Dataset content:
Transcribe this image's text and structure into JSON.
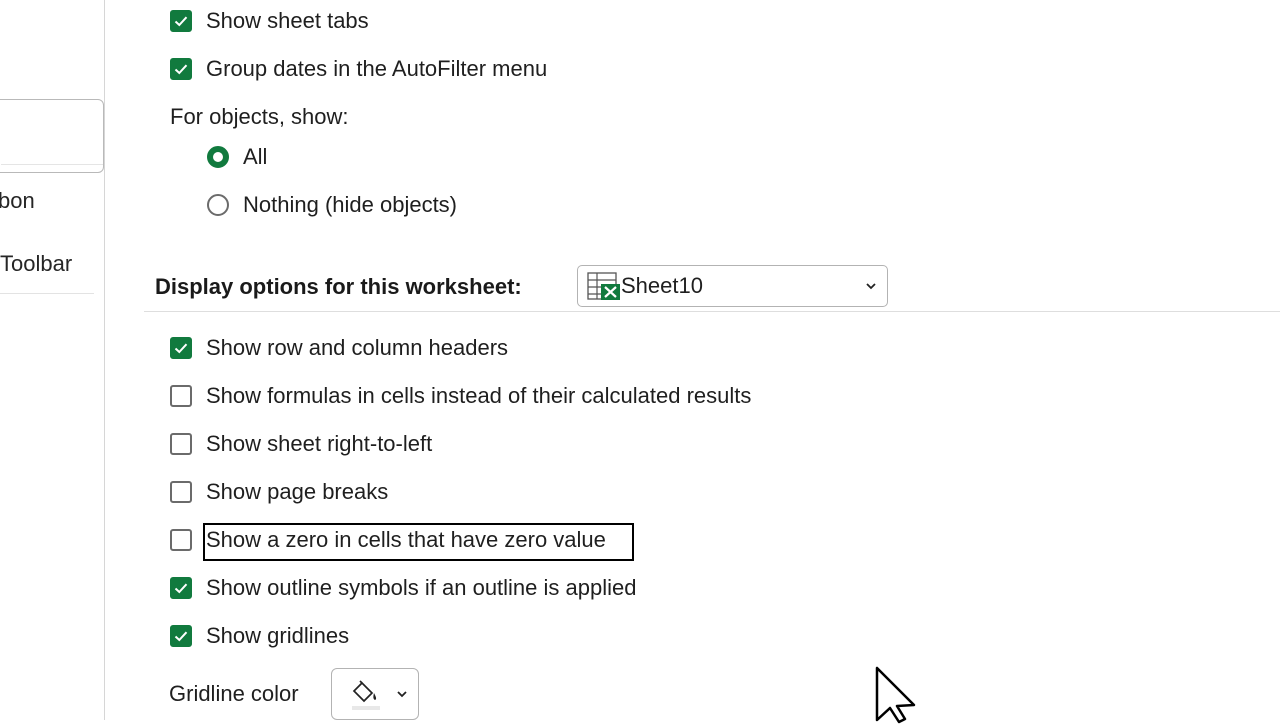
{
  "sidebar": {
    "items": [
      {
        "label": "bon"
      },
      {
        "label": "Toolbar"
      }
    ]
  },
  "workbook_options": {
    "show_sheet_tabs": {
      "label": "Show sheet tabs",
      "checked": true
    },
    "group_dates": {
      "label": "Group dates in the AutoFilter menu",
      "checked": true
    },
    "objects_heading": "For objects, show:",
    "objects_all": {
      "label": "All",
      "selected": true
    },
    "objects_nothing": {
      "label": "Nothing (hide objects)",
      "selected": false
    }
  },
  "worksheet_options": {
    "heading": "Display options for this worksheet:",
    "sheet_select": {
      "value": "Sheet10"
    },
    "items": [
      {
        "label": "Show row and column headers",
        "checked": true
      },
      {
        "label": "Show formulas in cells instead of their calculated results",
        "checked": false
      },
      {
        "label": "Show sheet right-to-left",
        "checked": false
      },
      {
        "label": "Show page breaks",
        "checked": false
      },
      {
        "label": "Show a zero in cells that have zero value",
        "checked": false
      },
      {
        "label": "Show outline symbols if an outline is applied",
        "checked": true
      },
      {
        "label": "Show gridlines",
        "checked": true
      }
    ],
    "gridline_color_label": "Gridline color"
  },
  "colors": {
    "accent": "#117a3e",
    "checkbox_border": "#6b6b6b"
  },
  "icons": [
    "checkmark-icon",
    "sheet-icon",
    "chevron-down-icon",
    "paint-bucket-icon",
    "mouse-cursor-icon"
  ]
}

---

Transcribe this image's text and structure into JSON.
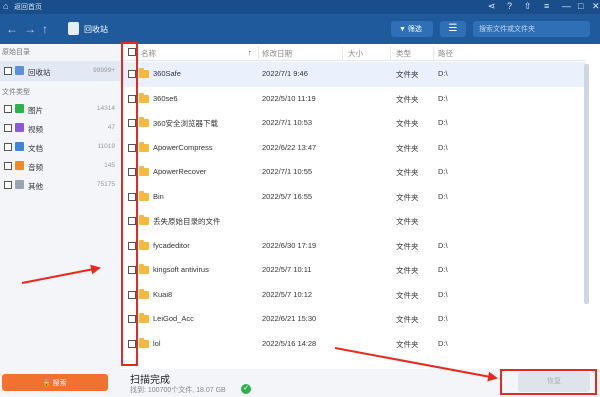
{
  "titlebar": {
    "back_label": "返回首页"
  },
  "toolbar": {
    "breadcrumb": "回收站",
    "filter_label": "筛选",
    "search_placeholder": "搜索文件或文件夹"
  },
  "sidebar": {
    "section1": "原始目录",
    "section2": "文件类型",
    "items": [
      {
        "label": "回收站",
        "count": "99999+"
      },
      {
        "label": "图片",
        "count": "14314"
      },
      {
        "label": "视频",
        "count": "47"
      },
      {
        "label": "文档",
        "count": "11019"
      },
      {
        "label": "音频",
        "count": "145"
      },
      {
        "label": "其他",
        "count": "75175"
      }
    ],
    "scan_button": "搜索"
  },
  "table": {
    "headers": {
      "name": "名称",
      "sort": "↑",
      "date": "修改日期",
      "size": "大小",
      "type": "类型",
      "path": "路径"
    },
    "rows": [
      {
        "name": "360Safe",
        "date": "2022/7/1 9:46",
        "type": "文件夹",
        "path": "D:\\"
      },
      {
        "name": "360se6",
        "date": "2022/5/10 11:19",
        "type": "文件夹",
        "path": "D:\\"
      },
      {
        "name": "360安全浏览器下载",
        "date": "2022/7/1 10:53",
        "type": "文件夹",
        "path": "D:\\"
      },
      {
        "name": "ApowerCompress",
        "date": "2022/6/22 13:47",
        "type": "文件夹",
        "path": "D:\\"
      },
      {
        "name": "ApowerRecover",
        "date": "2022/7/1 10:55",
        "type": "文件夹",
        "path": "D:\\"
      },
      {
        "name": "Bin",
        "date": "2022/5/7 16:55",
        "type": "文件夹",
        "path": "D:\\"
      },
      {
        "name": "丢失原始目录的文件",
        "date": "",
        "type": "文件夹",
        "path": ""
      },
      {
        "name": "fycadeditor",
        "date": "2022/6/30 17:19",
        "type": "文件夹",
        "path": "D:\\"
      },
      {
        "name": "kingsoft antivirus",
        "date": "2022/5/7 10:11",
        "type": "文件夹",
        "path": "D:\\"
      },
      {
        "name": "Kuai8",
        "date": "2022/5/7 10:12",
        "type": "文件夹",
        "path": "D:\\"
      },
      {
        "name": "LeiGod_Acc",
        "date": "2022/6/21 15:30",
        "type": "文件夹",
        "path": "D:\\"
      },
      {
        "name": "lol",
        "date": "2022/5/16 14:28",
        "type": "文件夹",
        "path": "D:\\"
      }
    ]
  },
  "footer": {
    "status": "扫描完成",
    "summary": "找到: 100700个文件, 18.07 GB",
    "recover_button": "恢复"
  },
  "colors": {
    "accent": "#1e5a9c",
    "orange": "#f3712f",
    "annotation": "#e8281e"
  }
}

Directions:
Which of the lines above include the word "cells"? Copy each of them.

Response:
        "label": "Show formulas in cells instead of their calculated results",
        "label": "Show a zero in cells that have zero value",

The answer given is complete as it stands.